Problem description.
Repeat each entry as written, dropping any picture you find.

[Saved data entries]
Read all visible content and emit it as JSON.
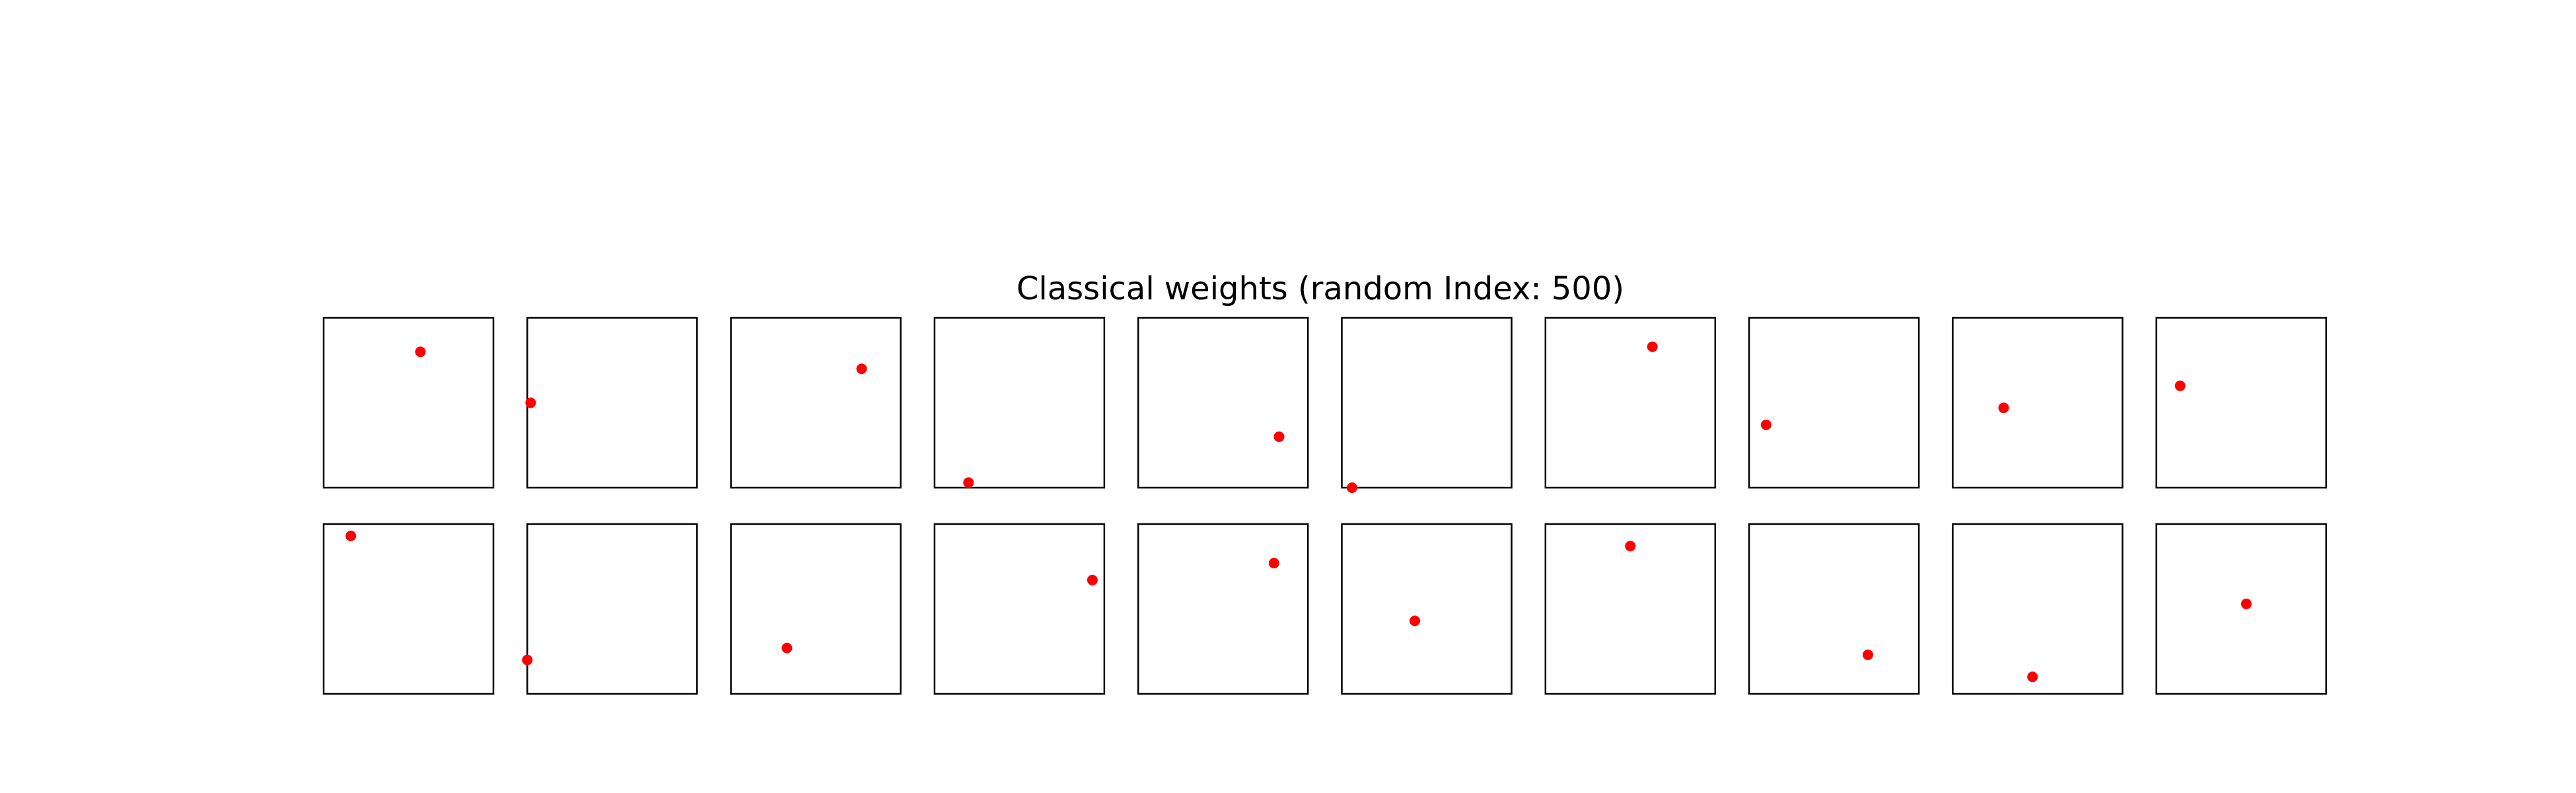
{
  "title": "Classical weights (random Index: 500)",
  "marker_color": "#ff0000",
  "frame_color": "#000000",
  "chart_data": {
    "type": "scatter",
    "title": "Classical weights (random Index: 500)",
    "rows": 2,
    "cols": 10,
    "xlim": [
      0,
      1
    ],
    "ylim": [
      0,
      1
    ],
    "ticks": false,
    "grid": false,
    "legend": "none",
    "panels": [
      {
        "row": 0,
        "col": 0,
        "x": 0.57,
        "y": 0.8
      },
      {
        "row": 0,
        "col": 1,
        "x": 0.02,
        "y": 0.5
      },
      {
        "row": 0,
        "col": 2,
        "x": 0.77,
        "y": 0.7
      },
      {
        "row": 0,
        "col": 3,
        "x": 0.2,
        "y": 0.03
      },
      {
        "row": 0,
        "col": 4,
        "x": 0.83,
        "y": 0.3
      },
      {
        "row": 0,
        "col": 5,
        "x": 0.06,
        "y": 0.0
      },
      {
        "row": 0,
        "col": 6,
        "x": 0.63,
        "y": 0.83
      },
      {
        "row": 0,
        "col": 7,
        "x": 0.1,
        "y": 0.37
      },
      {
        "row": 0,
        "col": 8,
        "x": 0.3,
        "y": 0.47
      },
      {
        "row": 0,
        "col": 9,
        "x": 0.14,
        "y": 0.6
      },
      {
        "row": 1,
        "col": 0,
        "x": 0.16,
        "y": 0.93
      },
      {
        "row": 1,
        "col": 1,
        "x": 0.0,
        "y": 0.2
      },
      {
        "row": 1,
        "col": 2,
        "x": 0.33,
        "y": 0.27
      },
      {
        "row": 1,
        "col": 3,
        "x": 0.93,
        "y": 0.67
      },
      {
        "row": 1,
        "col": 4,
        "x": 0.8,
        "y": 0.77
      },
      {
        "row": 1,
        "col": 5,
        "x": 0.43,
        "y": 0.43
      },
      {
        "row": 1,
        "col": 6,
        "x": 0.5,
        "y": 0.87
      },
      {
        "row": 1,
        "col": 7,
        "x": 0.7,
        "y": 0.23
      },
      {
        "row": 1,
        "col": 8,
        "x": 0.47,
        "y": 0.1
      },
      {
        "row": 1,
        "col": 9,
        "x": 0.53,
        "y": 0.53
      }
    ]
  }
}
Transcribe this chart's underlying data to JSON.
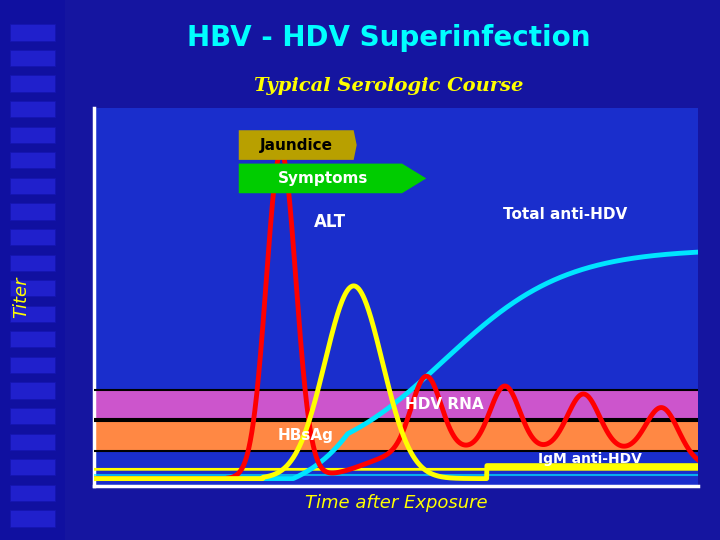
{
  "title": "HBV - HDV Superinfection",
  "subtitle": "Typical Serologic Course",
  "xlabel": "Time after Exposure",
  "ylabel": "Titer",
  "bg_color": "#1515a0",
  "plot_bg_color": "#1a2ecc",
  "title_color": "#00ffff",
  "subtitle_color": "#ffff00",
  "xlabel_color": "#ffff00",
  "ylabel_color": "#ffff00",
  "jaundice_color": "#b8a000",
  "jaundice_text_color": "#000000",
  "symptoms_color": "#00cc00",
  "symptoms_text_color": "#ffffff",
  "alt_color": "#ff0000",
  "total_anti_hdv_color": "#00e5ff",
  "hdv_rna_color": "#cc55cc",
  "hbsag_color": "#ff8844",
  "igm_anti_hdv_color": "#ffff00",
  "white_line_color": "#ffffff",
  "axis_color": "#ffffff",
  "left_strip_color": "#1a2aaa"
}
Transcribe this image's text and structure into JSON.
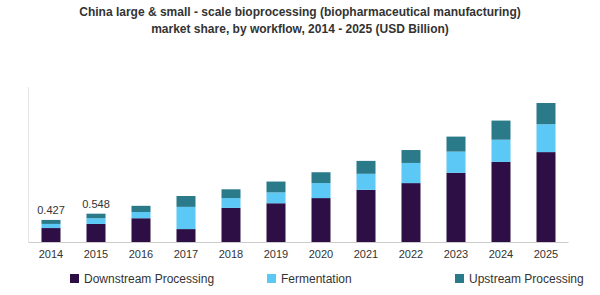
{
  "chart_data": {
    "type": "bar",
    "stacked": true,
    "tick_labels": "x",
    "title": "China large & small - scale bioprocessing (biopharmaceutical manufacturing) market share, by workflow, 2014 - 2025 (USD Billion)",
    "categories": [
      "2014",
      "2015",
      "2016",
      "2017",
      "2018",
      "2019",
      "2020",
      "2021",
      "2022",
      "2023",
      "2024",
      "2025"
    ],
    "series": [
      {
        "name": "Downstream Processing",
        "color": "#2e0f45",
        "values": [
          0.27,
          0.35,
          0.46,
          0.25,
          0.66,
          0.75,
          0.85,
          1.01,
          1.14,
          1.34,
          1.55,
          1.74
        ]
      },
      {
        "name": "Fermentation",
        "color": "#5bc8f5",
        "values": [
          0.08,
          0.11,
          0.12,
          0.43,
          0.19,
          0.21,
          0.29,
          0.31,
          0.39,
          0.41,
          0.43,
          0.54
        ]
      },
      {
        "name": "Upstream Processing",
        "color": "#2a7a8a",
        "values": [
          0.077,
          0.088,
          0.12,
          0.21,
          0.17,
          0.21,
          0.21,
          0.25,
          0.25,
          0.29,
          0.37,
          0.41
        ]
      }
    ],
    "annotations": [
      {
        "x": "2014",
        "text": "0.427"
      },
      {
        "x": "2015",
        "text": "0.548"
      }
    ],
    "ylim": [
      0,
      3.0
    ],
    "legend": "bottom"
  }
}
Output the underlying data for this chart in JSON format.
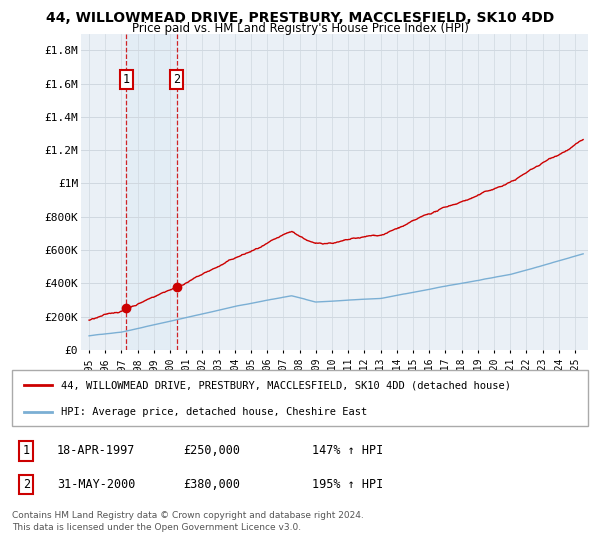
{
  "title": "44, WILLOWMEAD DRIVE, PRESTBURY, MACCLESFIELD, SK10 4DD",
  "subtitle": "Price paid vs. HM Land Registry's House Price Index (HPI)",
  "sale1_year": 1997.29,
  "sale2_year": 2000.42,
  "sale1_price": 250000,
  "sale2_price": 380000,
  "sale_labels": [
    "1",
    "2"
  ],
  "legend_line1": "44, WILLOWMEAD DRIVE, PRESTBURY, MACCLESFIELD, SK10 4DD (detached house)",
  "legend_line2": "HPI: Average price, detached house, Cheshire East",
  "table_rows": [
    {
      "num": "1",
      "date": "18-APR-1997",
      "price": "£250,000",
      "hpi": "147% ↑ HPI"
    },
    {
      "num": "2",
      "date": "31-MAY-2000",
      "price": "£380,000",
      "hpi": "195% ↑ HPI"
    }
  ],
  "footnote1": "Contains HM Land Registry data © Crown copyright and database right 2024.",
  "footnote2": "This data is licensed under the Open Government Licence v3.0.",
  "xmin": 1994.5,
  "xmax": 2025.8,
  "ymin": 0,
  "ymax": 1900000,
  "yticks": [
    0,
    200000,
    400000,
    600000,
    800000,
    1000000,
    1200000,
    1400000,
    1600000,
    1800000
  ],
  "ytick_labels": [
    "£0",
    "£200K",
    "£400K",
    "£600K",
    "£800K",
    "£1M",
    "£1.2M",
    "£1.4M",
    "£1.6M",
    "£1.8M"
  ],
  "sale_color": "#cc0000",
  "hpi_color": "#7bafd4",
  "shade_color": "#d8e8f5",
  "grid_color": "#d0d8e0",
  "bg_color": "#eaf0f6"
}
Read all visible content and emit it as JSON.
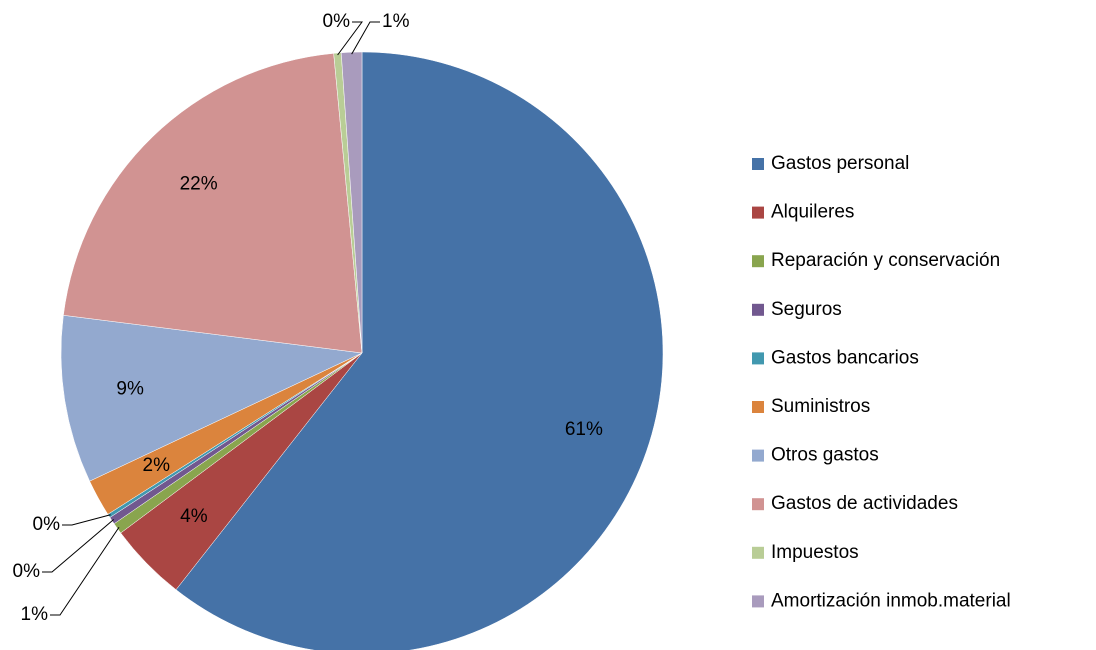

Answer in full.
Read all visible content and emit it as JSON.
{
  "title": "Classical weights (random Index: 500)",
  "marker_color": "#ff0000",
  "frame_color": "#000000",
  "chart_data": {
    "type": "scatter",
    "title": "Classical weights (random Index: 500)",
    "rows": 2,
    "cols": 10,
    "xlim": [
      0,
      1
    ],
    "ylim": [
      0,
      1
    ],
    "ticks": false,
    "grid": false,
    "legend": "none",
    "panels": [
      {
        "row": 0,
        "col": 0,
        "x": 0.57,
        "y": 0.8
      },
      {
        "row": 0,
        "col": 1,
        "x": 0.02,
        "y": 0.5
      },
      {
        "row": 0,
        "col": 2,
        "x": 0.77,
        "y": 0.7
      },
      {
        "row": 0,
        "col": 3,
        "x": 0.2,
        "y": 0.03
      },
      {
        "row": 0,
        "col": 4,
        "x": 0.83,
        "y": 0.3
      },
      {
        "row": 0,
        "col": 5,
        "x": 0.06,
        "y": 0.0
      },
      {
        "row": 0,
        "col": 6,
        "x": 0.63,
        "y": 0.83
      },
      {
        "row": 0,
        "col": 7,
        "x": 0.1,
        "y": 0.37
      },
      {
        "row": 0,
        "col": 8,
        "x": 0.3,
        "y": 0.47
      },
      {
        "row": 0,
        "col": 9,
        "x": 0.14,
        "y": 0.6
      },
      {
        "row": 1,
        "col": 0,
        "x": 0.16,
        "y": 0.93
      },
      {
        "row": 1,
        "col": 1,
        "x": 0.0,
        "y": 0.2
      },
      {
        "row": 1,
        "col": 2,
        "x": 0.33,
        "y": 0.27
      },
      {
        "row": 1,
        "col": 3,
        "x": 0.93,
        "y": 0.67
      },
      {
        "row": 1,
        "col": 4,
        "x": 0.8,
        "y": 0.77
      },
      {
        "row": 1,
        "col": 5,
        "x": 0.43,
        "y": 0.43
      },
      {
        "row": 1,
        "col": 6,
        "x": 0.5,
        "y": 0.87
      },
      {
        "row": 1,
        "col": 7,
        "x": 0.7,
        "y": 0.23
      },
      {
        "row": 1,
        "col": 8,
        "x": 0.47,
        "y": 0.1
      },
      {
        "row": 1,
        "col": 9,
        "x": 0.53,
        "y": 0.53
      }
    ]
  }
}
Transcribe this chart's underlying data to JSON.
{
  "title": "HBV - HDV Superinfection",
  "subtitle": "Typical Serologic Course",
  "xlabel": "Time after Exposure",
  "ylabel": "Titer",
  "bg_color": "#1515a0",
  "plot_bg_color": "#1a2ecc",
  "title_color": "#00ffff",
  "subtitle_color": "#ffff00",
  "xlabel_color": "#ffff00",
  "ylabel_color": "#ffff00",
  "jaundice_color": "#b8a000",
  "jaundice_text_color": "#000000",
  "symptoms_color": "#00cc00",
  "symptoms_text_color": "#ffffff",
  "alt_color": "#ff0000",
  "total_anti_hdv_color": "#00e5ff",
  "hdv_rna_color": "#cc55cc",
  "hbsag_color": "#ff8844",
  "igm_anti_hdv_color": "#ffff00",
  "white_line_color": "#ffffff",
  "axis_color": "#ffffff",
  "left_strip_color": "#1a2aaa"
}
Transcribe this image's text and structure into JSON.
{
  "chart_data": {
    "type": "bar",
    "stacked": true,
    "tick_labels": "x",
    "title": "China large & small - scale bioprocessing (biopharmaceutical manufacturing) market share, by workflow, 2014 - 2025 (USD Billion)",
    "categories": [
      "2014",
      "2015",
      "2016",
      "2017",
      "2018",
      "2019",
      "2020",
      "2021",
      "2022",
      "2023",
      "2024",
      "2025"
    ],
    "series": [
      {
        "name": "Downstream Processing",
        "color": "#2e0f45",
        "values": [
          0.27,
          0.35,
          0.46,
          0.25,
          0.66,
          0.75,
          0.85,
          1.01,
          1.14,
          1.34,
          1.55,
          1.74
        ]
      },
      {
        "name": "Fermentation",
        "color": "#5bc8f5",
        "values": [
          0.08,
          0.11,
          0.12,
          0.43,
          0.19,
          0.21,
          0.29,
          0.31,
          0.39,
          0.41,
          0.43,
          0.54
        ]
      },
      {
        "name": "Upstream Processing",
        "color": "#2a7a8a",
        "values": [
          0.077,
          0.088,
          0.12,
          0.21,
          0.17,
          0.21,
          0.21,
          0.25,
          0.25,
          0.29,
          0.37,
          0.41
        ]
      }
    ],
    "annotations": [
      {
        "x": "2014",
        "text": "0.427"
      },
      {
        "x": "2015",
        "text": "0.548"
      }
    ],
    "ylim": [
      0,
      3.0
    ],
    "legend": "bottom"
  }
}
Output the underlying data for this chart in JSON format.
{
  "title": "44, WILLOWMEAD DRIVE, PRESTBURY, MACCLESFIELD, SK10 4DD",
  "subtitle": "Price paid vs. HM Land Registry's House Price Index (HPI)",
  "sale1_year": 1997.29,
  "sale2_year": 2000.42,
  "sale1_price": 250000,
  "sale2_price": 380000,
  "sale_labels": [
    "1",
    "2"
  ],
  "legend_line1": "44, WILLOWMEAD DRIVE, PRESTBURY, MACCLESFIELD, SK10 4DD (detached house)",
  "legend_line2": "HPI: Average price, detached house, Cheshire East",
  "table_rows": [
    {
      "num": "1",
      "date": "18-APR-1997",
      "price": "£250,000",
      "hpi": "147% ↑ HPI"
    },
    {
      "num": "2",
      "date": "31-MAY-2000",
      "price": "£380,000",
      "hpi": "195% ↑ HPI"
    }
  ],
  "footnote1": "Contains HM Land Registry data © Crown copyright and database right 2024.",
  "footnote2": "This data is licensed under the Open Government Licence v3.0.",
  "xmin": 1994.5,
  "xmax": 2025.8,
  "ymin": 0,
  "ymax": 1900000,
  "yticks": [
    0,
    200000,
    400000,
    600000,
    800000,
    1000000,
    1200000,
    1400000,
    1600000,
    1800000
  ],
  "ytick_labels": [
    "£0",
    "£200K",
    "£400K",
    "£600K",
    "£800K",
    "£1M",
    "£1.2M",
    "£1.4M",
    "£1.6M",
    "£1.8M"
  ],
  "sale_color": "#cc0000",
  "hpi_color": "#7bafd4",
  "shade_color": "#d8e8f5",
  "grid_color": "#d0d8e0",
  "bg_color": "#eaf0f6"
}
Read all visible content and emit it as JSON.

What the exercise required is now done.